— begin —

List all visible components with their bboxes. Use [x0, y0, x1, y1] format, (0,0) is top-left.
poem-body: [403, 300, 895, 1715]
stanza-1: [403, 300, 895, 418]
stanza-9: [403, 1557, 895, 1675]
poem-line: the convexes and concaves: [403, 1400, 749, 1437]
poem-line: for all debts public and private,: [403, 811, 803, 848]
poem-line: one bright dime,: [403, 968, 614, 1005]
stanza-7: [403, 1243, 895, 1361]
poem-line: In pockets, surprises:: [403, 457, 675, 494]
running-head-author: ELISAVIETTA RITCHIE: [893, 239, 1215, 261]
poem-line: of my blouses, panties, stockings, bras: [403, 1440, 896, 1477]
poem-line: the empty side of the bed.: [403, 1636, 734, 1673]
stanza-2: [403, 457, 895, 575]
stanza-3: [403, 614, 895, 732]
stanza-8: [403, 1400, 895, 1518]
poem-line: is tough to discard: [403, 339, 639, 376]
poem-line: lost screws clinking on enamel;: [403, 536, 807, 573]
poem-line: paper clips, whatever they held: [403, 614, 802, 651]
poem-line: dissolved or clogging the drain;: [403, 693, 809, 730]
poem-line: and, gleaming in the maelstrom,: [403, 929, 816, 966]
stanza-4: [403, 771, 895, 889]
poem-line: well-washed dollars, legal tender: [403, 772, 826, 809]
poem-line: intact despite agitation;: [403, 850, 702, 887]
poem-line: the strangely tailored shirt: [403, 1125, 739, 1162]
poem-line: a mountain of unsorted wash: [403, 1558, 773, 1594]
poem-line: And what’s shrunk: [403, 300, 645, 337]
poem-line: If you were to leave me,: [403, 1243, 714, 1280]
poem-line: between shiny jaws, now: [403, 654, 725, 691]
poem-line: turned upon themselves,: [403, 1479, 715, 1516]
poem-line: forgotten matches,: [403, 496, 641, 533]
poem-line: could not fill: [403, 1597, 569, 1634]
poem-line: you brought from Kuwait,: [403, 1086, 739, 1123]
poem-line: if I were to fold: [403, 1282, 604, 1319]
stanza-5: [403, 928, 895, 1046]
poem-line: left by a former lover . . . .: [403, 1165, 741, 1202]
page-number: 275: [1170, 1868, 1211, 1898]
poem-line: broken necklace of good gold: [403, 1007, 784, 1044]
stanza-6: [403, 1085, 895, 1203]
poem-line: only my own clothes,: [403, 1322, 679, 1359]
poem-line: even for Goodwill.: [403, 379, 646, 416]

— end —

Work to be completed: Can you pull out every line of the listing that contains the word "were"?

Expected answer:
poem-line: If you were to leave me,: [403, 1243, 714, 1280]
poem-line: if I were to fold: [403, 1282, 604, 1319]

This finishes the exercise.